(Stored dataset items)
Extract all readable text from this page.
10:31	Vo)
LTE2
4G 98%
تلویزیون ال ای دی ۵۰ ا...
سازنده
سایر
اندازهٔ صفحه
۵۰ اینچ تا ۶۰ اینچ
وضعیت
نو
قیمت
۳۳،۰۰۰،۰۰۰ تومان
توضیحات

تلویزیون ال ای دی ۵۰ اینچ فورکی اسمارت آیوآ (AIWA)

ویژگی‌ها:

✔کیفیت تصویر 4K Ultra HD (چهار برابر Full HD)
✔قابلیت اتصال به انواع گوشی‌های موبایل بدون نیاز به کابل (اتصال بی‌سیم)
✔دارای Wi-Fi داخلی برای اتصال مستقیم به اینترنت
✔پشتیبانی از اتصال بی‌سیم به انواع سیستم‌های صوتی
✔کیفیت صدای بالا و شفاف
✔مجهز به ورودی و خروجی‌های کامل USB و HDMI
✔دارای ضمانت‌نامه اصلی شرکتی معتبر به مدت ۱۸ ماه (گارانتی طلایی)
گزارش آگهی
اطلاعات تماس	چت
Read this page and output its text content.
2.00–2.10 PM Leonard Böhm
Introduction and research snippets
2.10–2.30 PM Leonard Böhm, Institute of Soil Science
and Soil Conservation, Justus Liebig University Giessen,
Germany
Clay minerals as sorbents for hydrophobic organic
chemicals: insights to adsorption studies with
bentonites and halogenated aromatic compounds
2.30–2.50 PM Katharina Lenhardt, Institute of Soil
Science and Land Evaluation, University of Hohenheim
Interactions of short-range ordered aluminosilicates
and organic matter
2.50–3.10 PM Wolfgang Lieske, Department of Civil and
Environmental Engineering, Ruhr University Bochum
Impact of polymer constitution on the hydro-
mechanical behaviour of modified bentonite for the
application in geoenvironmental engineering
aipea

• [To do] Copy out every line holding the string "Böhm".

• [Solution for this exercise]
2.00–2.10 PM Leonard Böhm
2.10–2.30 PM Leonard Böhm, Institute of Soil Science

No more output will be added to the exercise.